### [PROBLEM DESCRIPTION]
Can you repeat the rows from the line with "scale-icon[interactable] <box>850 0" up to and including the line with "model-viewport[interactable] <box>0 48", with "toolbar-separator" renamed to "toolbar-divider" and nothing else changed?

### [SUPPLIED ENTRIES]
● ● ●
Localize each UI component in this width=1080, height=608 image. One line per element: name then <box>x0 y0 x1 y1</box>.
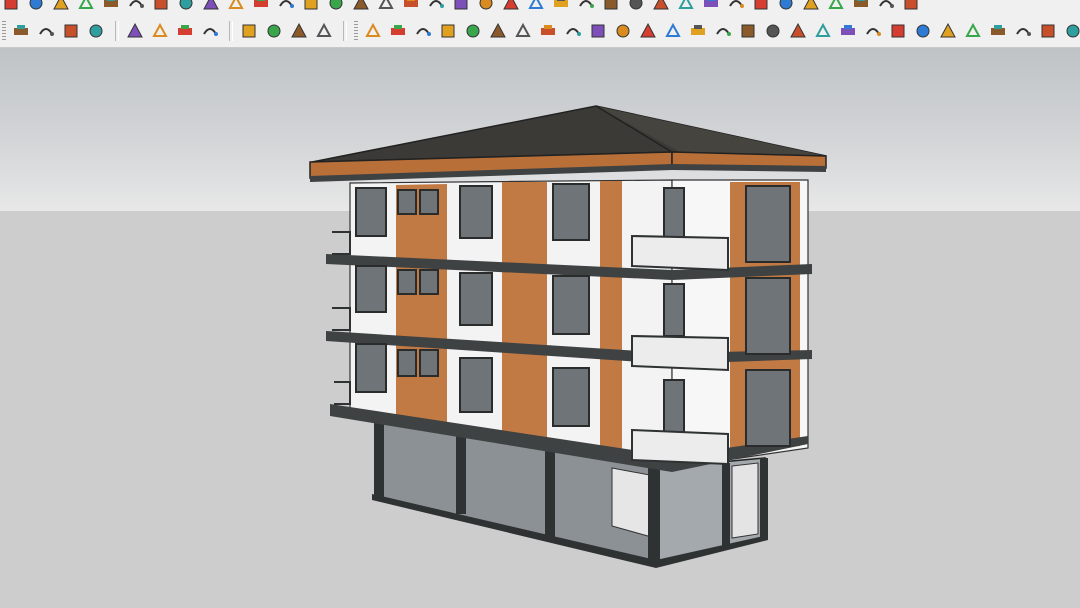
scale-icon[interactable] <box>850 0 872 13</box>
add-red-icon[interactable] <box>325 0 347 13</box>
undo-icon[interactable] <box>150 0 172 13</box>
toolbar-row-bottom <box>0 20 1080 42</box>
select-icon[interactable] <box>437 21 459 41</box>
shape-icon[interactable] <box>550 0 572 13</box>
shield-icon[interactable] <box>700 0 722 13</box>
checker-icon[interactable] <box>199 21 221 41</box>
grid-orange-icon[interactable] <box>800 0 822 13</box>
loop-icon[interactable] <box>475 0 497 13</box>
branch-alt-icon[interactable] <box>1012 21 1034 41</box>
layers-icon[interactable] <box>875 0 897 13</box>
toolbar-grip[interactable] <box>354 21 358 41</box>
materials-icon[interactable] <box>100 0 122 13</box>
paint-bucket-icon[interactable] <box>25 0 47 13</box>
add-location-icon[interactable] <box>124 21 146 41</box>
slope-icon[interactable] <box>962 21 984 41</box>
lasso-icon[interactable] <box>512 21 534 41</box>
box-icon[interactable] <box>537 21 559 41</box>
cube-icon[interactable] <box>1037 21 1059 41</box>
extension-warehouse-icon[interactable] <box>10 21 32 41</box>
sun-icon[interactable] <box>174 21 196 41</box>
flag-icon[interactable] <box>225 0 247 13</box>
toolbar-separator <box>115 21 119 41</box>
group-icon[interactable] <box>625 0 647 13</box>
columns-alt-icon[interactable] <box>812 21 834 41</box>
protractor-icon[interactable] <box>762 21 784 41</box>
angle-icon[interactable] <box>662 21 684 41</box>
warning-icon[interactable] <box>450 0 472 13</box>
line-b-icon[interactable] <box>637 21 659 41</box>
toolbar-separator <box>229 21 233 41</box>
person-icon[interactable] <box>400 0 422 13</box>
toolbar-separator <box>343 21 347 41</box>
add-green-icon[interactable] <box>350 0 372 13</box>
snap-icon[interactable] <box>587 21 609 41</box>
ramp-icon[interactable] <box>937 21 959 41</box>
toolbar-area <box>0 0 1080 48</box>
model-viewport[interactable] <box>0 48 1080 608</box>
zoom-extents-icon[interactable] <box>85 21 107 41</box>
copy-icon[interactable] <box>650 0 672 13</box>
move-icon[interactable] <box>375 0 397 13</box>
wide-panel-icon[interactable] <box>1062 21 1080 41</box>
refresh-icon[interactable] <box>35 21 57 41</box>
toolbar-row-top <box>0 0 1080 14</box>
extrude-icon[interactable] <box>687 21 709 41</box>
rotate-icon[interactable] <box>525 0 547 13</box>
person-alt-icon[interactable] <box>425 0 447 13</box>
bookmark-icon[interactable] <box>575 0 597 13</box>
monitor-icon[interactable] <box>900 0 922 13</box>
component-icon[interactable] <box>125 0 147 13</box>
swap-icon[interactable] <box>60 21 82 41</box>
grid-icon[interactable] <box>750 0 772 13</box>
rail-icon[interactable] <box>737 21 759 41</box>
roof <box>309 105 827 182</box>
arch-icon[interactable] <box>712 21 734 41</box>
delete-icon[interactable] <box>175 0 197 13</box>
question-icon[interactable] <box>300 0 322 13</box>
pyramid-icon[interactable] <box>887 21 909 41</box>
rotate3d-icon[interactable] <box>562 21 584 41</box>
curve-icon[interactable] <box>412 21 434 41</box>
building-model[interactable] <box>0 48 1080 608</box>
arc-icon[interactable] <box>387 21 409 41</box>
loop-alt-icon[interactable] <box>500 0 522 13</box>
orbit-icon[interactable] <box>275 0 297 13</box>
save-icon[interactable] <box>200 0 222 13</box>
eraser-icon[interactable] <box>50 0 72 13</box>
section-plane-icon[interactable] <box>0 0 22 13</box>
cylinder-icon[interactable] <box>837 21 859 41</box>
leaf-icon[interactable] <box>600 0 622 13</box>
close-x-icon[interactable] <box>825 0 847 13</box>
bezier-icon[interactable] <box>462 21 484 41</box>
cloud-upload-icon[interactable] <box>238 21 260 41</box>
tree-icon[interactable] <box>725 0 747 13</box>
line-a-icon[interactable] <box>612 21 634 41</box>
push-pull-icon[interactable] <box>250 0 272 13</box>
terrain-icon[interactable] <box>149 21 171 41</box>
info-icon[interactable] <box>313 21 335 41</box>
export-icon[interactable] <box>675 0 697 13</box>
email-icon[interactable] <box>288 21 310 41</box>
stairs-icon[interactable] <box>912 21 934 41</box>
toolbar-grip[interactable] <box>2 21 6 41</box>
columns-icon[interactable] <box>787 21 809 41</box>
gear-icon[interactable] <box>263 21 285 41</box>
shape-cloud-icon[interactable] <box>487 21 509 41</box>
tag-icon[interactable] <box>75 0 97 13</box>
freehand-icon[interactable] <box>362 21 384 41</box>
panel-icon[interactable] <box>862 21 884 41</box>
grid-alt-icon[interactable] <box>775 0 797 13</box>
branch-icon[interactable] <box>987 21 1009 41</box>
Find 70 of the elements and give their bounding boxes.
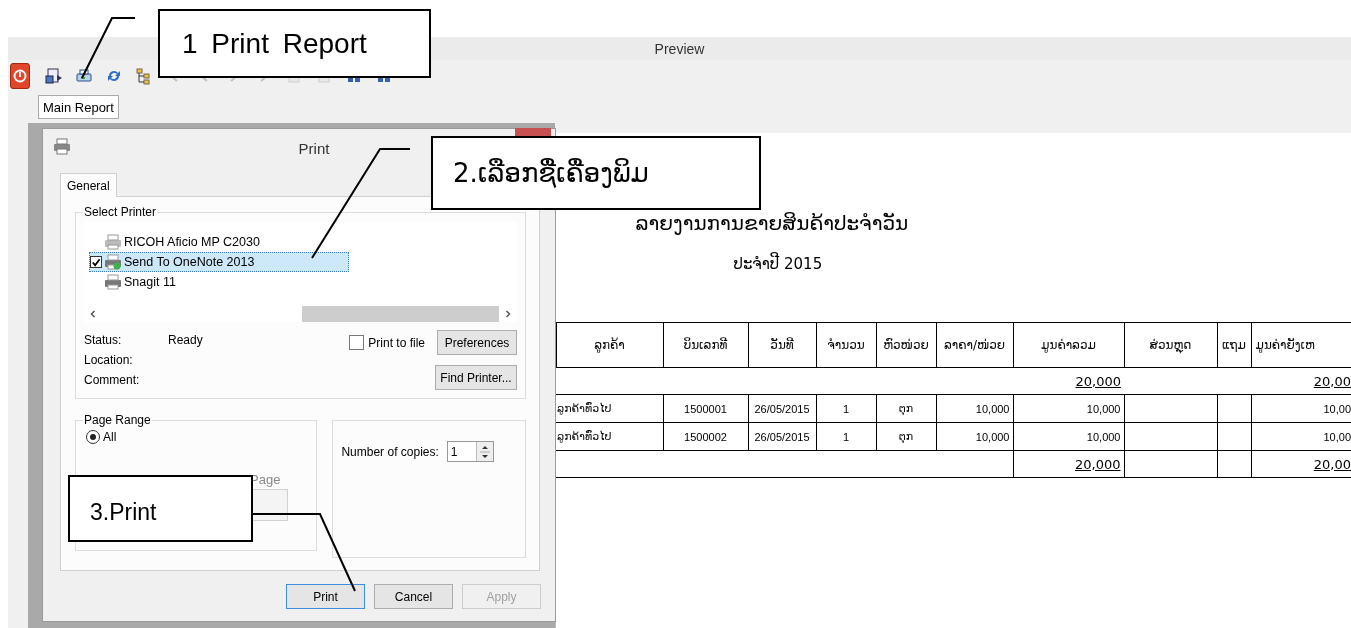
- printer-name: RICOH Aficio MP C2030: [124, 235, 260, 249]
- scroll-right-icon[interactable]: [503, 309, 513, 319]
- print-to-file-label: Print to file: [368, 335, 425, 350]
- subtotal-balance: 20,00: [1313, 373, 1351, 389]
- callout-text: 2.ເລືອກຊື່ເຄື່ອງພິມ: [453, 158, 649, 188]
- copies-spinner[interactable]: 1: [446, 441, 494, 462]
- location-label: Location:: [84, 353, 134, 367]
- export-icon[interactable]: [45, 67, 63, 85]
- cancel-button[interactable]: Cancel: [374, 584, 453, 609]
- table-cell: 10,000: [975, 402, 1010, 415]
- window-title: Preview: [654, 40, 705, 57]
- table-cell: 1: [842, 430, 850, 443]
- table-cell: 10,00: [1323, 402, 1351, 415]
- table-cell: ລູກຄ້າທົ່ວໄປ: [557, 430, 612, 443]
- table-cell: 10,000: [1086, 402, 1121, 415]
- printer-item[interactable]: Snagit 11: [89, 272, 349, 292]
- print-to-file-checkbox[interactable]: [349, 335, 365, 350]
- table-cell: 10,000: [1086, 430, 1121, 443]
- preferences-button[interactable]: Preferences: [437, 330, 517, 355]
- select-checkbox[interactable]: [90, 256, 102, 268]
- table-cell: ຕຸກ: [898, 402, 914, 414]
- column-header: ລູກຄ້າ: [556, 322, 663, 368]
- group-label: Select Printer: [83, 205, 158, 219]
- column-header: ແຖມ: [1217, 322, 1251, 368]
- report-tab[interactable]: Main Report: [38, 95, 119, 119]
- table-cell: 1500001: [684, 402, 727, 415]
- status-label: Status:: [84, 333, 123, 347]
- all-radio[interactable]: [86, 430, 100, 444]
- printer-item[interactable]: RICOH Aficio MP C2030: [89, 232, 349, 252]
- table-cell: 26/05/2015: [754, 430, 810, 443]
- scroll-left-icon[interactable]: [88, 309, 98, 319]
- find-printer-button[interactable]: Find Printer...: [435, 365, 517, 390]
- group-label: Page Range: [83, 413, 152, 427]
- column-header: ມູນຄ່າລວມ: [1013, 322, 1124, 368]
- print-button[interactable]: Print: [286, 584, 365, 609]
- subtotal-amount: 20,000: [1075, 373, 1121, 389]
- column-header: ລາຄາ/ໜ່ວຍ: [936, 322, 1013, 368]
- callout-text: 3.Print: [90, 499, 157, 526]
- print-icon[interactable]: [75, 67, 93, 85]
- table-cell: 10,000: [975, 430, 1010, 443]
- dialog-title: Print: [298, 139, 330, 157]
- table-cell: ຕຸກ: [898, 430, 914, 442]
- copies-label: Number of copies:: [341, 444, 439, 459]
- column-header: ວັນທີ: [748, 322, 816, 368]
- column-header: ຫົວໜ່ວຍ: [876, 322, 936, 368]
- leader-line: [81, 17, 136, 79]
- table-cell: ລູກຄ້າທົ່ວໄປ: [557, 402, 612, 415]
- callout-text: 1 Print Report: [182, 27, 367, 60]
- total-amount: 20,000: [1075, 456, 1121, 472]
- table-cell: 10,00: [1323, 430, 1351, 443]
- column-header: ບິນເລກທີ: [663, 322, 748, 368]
● ● ●
### [OUTPUT FOR THIS TASK]
scale-icon[interactable] <box>850 0 872 13</box>
add-red-icon[interactable] <box>325 0 347 13</box>
undo-icon[interactable] <box>150 0 172 13</box>
toolbar-row-bottom <box>0 20 1080 42</box>
select-icon[interactable] <box>437 21 459 41</box>
shape-icon[interactable] <box>550 0 572 13</box>
shield-icon[interactable] <box>700 0 722 13</box>
checker-icon[interactable] <box>199 21 221 41</box>
grid-orange-icon[interactable] <box>800 0 822 13</box>
loop-icon[interactable] <box>475 0 497 13</box>
branch-alt-icon[interactable] <box>1012 21 1034 41</box>
layers-icon[interactable] <box>875 0 897 13</box>
toolbar-grip[interactable] <box>354 21 358 41</box>
materials-icon[interactable] <box>100 0 122 13</box>
paint-bucket-icon[interactable] <box>25 0 47 13</box>
add-location-icon[interactable] <box>124 21 146 41</box>
slope-icon[interactable] <box>962 21 984 41</box>
lasso-icon[interactable] <box>512 21 534 41</box>
box-icon[interactable] <box>537 21 559 41</box>
cube-icon[interactable] <box>1037 21 1059 41</box>
extension-warehouse-icon[interactable] <box>10 21 32 41</box>
sun-icon[interactable] <box>174 21 196 41</box>
flag-icon[interactable] <box>225 0 247 13</box>
toolbar-divider <box>115 21 119 41</box>
group-icon[interactable] <box>625 0 647 13</box>
columns-alt-icon[interactable] <box>812 21 834 41</box>
protractor-icon[interactable] <box>762 21 784 41</box>
angle-icon[interactable] <box>662 21 684 41</box>
warning-icon[interactable] <box>450 0 472 13</box>
line-b-icon[interactable] <box>637 21 659 41</box>
toolbar-divider <box>229 21 233 41</box>
person-icon[interactable] <box>400 0 422 13</box>
toolbar-divider <box>343 21 347 41</box>
add-green-icon[interactable] <box>350 0 372 13</box>
snap-icon[interactable] <box>587 21 609 41</box>
ramp-icon[interactable] <box>937 21 959 41</box>
toolbar-area <box>0 0 1080 48</box>
model-viewport[interactable] <box>0 48 1080 608</box>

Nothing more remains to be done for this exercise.